**TASK GOAL**
Only the pictures are omitted; repeat all other data exactly.

**DATA SUPPLIED**
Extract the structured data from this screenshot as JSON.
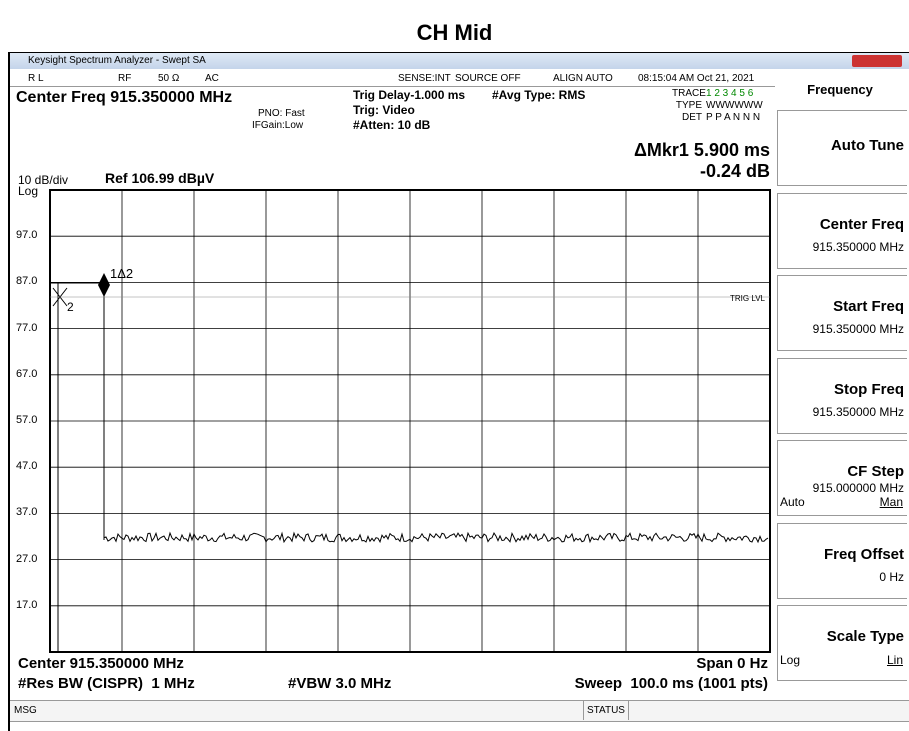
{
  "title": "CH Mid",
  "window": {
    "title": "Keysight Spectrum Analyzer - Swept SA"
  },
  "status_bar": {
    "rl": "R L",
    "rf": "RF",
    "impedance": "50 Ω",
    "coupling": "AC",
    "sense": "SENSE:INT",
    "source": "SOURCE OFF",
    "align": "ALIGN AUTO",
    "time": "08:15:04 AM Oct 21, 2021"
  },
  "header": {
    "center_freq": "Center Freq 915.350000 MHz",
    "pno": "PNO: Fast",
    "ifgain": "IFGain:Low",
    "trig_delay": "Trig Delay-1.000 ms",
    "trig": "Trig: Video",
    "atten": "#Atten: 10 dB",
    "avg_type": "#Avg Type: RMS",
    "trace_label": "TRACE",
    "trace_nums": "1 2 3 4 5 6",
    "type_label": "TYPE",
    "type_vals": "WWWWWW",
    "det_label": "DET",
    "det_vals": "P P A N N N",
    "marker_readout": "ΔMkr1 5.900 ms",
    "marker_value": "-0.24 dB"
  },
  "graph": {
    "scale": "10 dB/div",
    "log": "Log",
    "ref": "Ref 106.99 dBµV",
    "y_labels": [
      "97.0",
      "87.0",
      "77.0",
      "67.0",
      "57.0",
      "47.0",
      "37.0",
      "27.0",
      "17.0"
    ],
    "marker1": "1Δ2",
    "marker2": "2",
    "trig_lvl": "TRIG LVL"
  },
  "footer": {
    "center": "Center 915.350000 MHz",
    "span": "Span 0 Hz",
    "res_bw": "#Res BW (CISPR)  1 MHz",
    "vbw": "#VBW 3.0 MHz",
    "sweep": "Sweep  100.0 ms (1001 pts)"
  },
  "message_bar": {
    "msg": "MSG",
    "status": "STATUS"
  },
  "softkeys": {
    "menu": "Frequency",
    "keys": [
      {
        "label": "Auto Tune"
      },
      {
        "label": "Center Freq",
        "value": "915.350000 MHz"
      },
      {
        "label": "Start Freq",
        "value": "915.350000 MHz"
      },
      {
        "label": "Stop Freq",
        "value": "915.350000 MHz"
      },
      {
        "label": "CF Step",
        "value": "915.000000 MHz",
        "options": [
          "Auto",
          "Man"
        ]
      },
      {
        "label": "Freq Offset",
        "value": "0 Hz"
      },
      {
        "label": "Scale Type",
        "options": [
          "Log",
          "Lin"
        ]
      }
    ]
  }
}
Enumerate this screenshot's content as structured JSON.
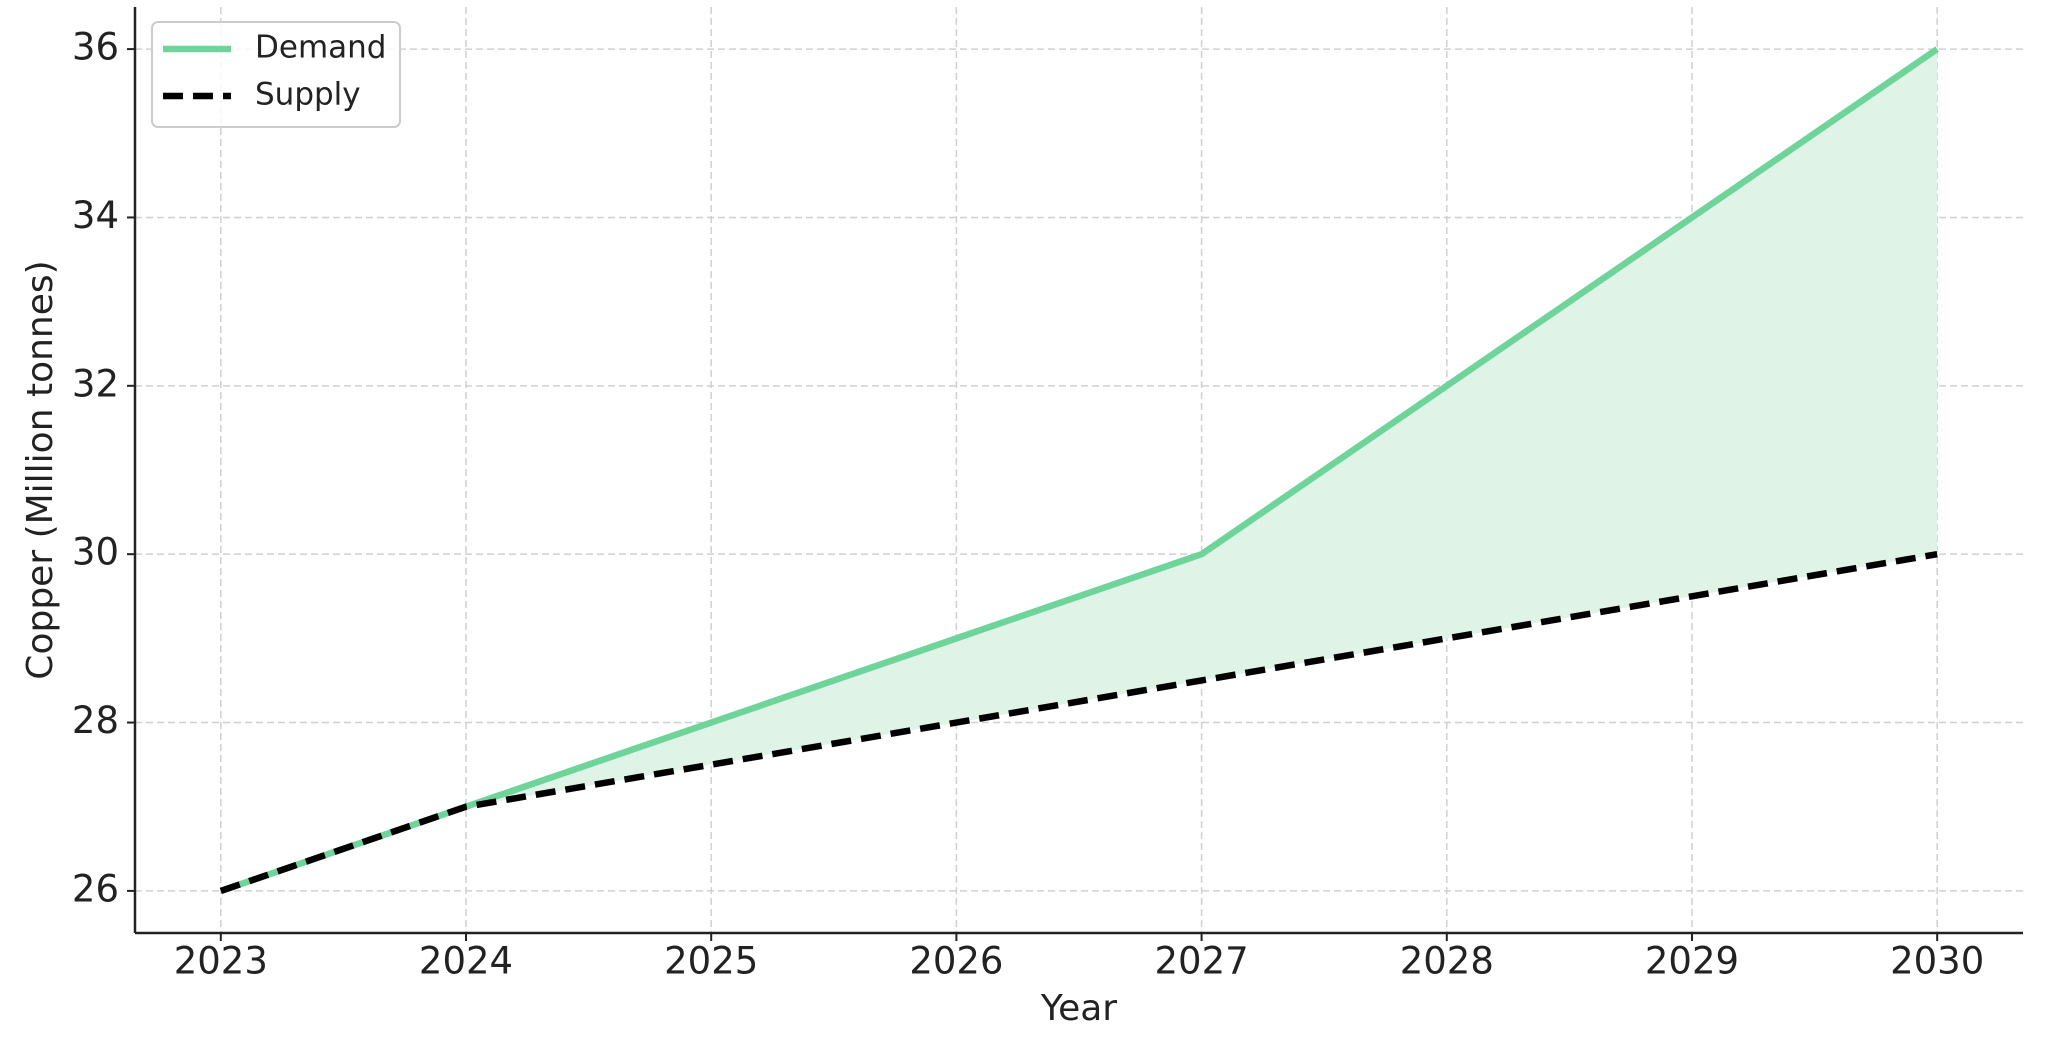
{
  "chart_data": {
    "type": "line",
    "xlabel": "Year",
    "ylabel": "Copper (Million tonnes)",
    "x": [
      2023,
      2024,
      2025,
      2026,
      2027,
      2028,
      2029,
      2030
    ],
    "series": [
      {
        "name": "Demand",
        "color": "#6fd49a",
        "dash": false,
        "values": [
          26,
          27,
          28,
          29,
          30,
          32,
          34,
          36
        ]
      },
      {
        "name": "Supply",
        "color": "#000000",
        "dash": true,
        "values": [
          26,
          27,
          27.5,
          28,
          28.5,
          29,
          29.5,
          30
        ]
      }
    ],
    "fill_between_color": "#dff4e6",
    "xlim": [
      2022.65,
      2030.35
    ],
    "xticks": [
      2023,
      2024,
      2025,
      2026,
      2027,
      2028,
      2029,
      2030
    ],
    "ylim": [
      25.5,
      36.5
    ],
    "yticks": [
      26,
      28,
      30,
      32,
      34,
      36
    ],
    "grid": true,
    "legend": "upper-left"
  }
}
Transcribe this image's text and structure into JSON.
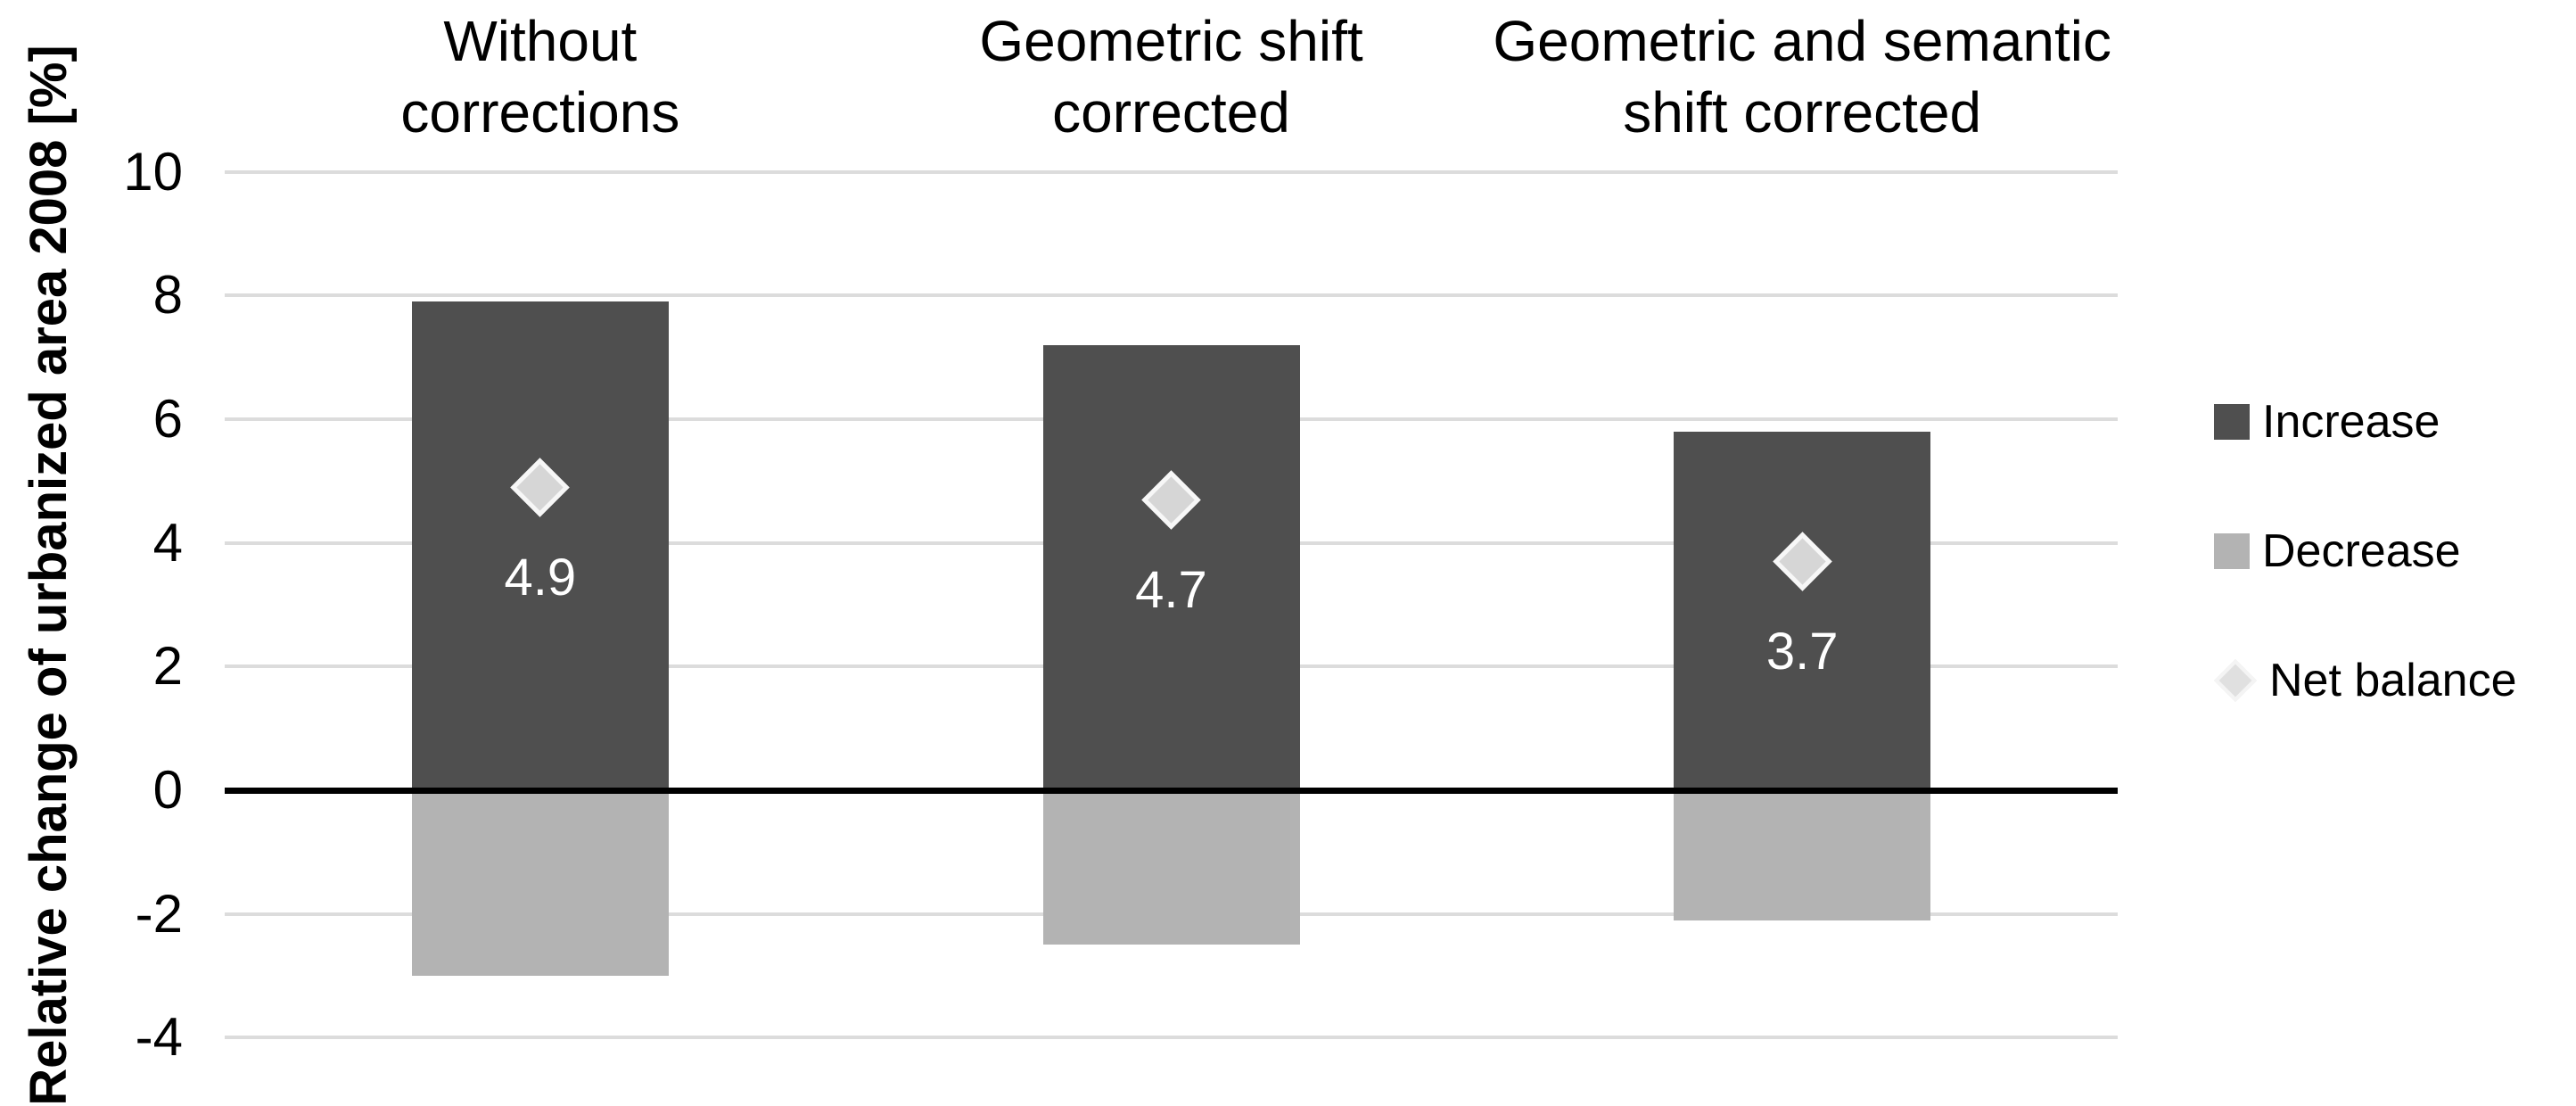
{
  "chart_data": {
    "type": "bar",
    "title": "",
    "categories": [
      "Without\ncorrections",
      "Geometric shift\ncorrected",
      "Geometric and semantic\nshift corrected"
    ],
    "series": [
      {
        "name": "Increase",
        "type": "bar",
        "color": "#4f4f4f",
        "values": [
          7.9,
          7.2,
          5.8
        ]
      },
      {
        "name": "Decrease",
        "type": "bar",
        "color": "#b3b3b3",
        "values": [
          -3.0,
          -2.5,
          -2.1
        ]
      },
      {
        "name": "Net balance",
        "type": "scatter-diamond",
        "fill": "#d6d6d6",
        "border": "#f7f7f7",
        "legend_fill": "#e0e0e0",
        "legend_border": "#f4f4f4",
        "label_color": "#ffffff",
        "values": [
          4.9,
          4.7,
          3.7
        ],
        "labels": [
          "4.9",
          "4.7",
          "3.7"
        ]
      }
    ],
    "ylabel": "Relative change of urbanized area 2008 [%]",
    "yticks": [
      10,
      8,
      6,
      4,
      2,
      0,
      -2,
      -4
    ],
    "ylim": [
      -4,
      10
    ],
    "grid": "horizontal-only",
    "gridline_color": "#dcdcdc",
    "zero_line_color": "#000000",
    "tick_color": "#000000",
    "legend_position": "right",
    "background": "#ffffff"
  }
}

**SOLUTION TO THIS EXERCISE**
Extract the structured data from this screenshot as JSON.
{
  "title": "CH Mid",
  "window": {
    "title": "Keysight Spectrum Analyzer - Swept SA"
  },
  "status_bar": {
    "rl": "R L",
    "rf": "RF",
    "impedance": "50 Ω",
    "coupling": "AC",
    "sense": "SENSE:INT",
    "source": "SOURCE OFF",
    "align": "ALIGN AUTO",
    "time": "08:15:04 AM Oct 21, 2021"
  },
  "header": {
    "center_freq": "Center Freq 915.350000 MHz",
    "pno": "PNO: Fast",
    "ifgain": "IFGain:Low",
    "trig_delay": "Trig Delay-1.000 ms",
    "trig": "Trig: Video",
    "atten": "#Atten: 10 dB",
    "avg_type": "#Avg Type: RMS",
    "trace_label": "TRACE",
    "trace_nums": "1 2 3 4 5 6",
    "type_label": "TYPE",
    "type_vals": "WWWWWW",
    "det_label": "DET",
    "det_vals": "P P A N N N",
    "marker_readout": "ΔMkr1 5.900 ms",
    "marker_value": "-0.24 dB"
  },
  "graph": {
    "scale": "10 dB/div",
    "log": "Log",
    "ref": "Ref 106.99 dBµV",
    "y_labels": [
      "97.0",
      "87.0",
      "77.0",
      "67.0",
      "57.0",
      "47.0",
      "37.0",
      "27.0",
      "17.0"
    ],
    "marker1": "1Δ2",
    "marker2": "2",
    "trig_lvl": "TRIG LVL"
  },
  "footer": {
    "center": "Center 915.350000 MHz",
    "span": "Span 0 Hz",
    "res_bw": "#Res BW (CISPR)  1 MHz",
    "vbw": "#VBW 3.0 MHz",
    "sweep": "Sweep  100.0 ms (1001 pts)"
  },
  "message_bar": {
    "msg": "MSG",
    "status": "STATUS"
  },
  "softkeys": {
    "menu": "Frequency",
    "keys": [
      {
        "label": "Auto Tune"
      },
      {
        "label": "Center Freq",
        "value": "915.350000 MHz"
      },
      {
        "label": "Start Freq",
        "value": "915.350000 MHz"
      },
      {
        "label": "Stop Freq",
        "value": "915.350000 MHz"
      },
      {
        "label": "CF Step",
        "value": "915.000000 MHz",
        "options": [
          "Auto",
          "Man"
        ]
      },
      {
        "label": "Freq Offset",
        "value": "0 Hz"
      },
      {
        "label": "Scale Type",
        "options": [
          "Log",
          "Lin"
        ]
      }
    ]
  }
}
Enumerate this screenshot's content as structured JSON.
{
  "chart_data": {
    "type": "line",
    "xlabel": "Year",
    "ylabel": "Copper (Million tonnes)",
    "x": [
      2023,
      2024,
      2025,
      2026,
      2027,
      2028,
      2029,
      2030
    ],
    "series": [
      {
        "name": "Demand",
        "color": "#6fd49a",
        "dash": false,
        "values": [
          26,
          27,
          28,
          29,
          30,
          32,
          34,
          36
        ]
      },
      {
        "name": "Supply",
        "color": "#000000",
        "dash": true,
        "values": [
          26,
          27,
          27.5,
          28,
          28.5,
          29,
          29.5,
          30
        ]
      }
    ],
    "fill_between_color": "#dff4e6",
    "xlim": [
      2022.65,
      2030.35
    ],
    "xticks": [
      2023,
      2024,
      2025,
      2026,
      2027,
      2028,
      2029,
      2030
    ],
    "ylim": [
      25.5,
      36.5
    ],
    "yticks": [
      26,
      28,
      30,
      32,
      34,
      36
    ],
    "grid": true,
    "legend": "upper-left"
  }
}
Transcribe this image's text and structure into JSON.
{
  "chart_data": {
    "type": "bar",
    "title": "",
    "categories": [
      "Without\ncorrections",
      "Geometric shift\ncorrected",
      "Geometric and semantic\nshift corrected"
    ],
    "series": [
      {
        "name": "Increase",
        "type": "bar",
        "color": "#4f4f4f",
        "values": [
          7.9,
          7.2,
          5.8
        ]
      },
      {
        "name": "Decrease",
        "type": "bar",
        "color": "#b3b3b3",
        "values": [
          -3.0,
          -2.5,
          -2.1
        ]
      },
      {
        "name": "Net balance",
        "type": "scatter-diamond",
        "fill": "#d6d6d6",
        "border": "#f7f7f7",
        "legend_fill": "#e0e0e0",
        "legend_border": "#f4f4f4",
        "label_color": "#ffffff",
        "values": [
          4.9,
          4.7,
          3.7
        ],
        "labels": [
          "4.9",
          "4.7",
          "3.7"
        ]
      }
    ],
    "ylabel": "Relative change of urbanized area 2008 [%]",
    "yticks": [
      10,
      8,
      6,
      4,
      2,
      0,
      -2,
      -4
    ],
    "ylim": [
      -4,
      10
    ],
    "grid": "horizontal-only",
    "gridline_color": "#dcdcdc",
    "zero_line_color": "#000000",
    "tick_color": "#000000",
    "legend_position": "right",
    "background": "#ffffff"
  }
}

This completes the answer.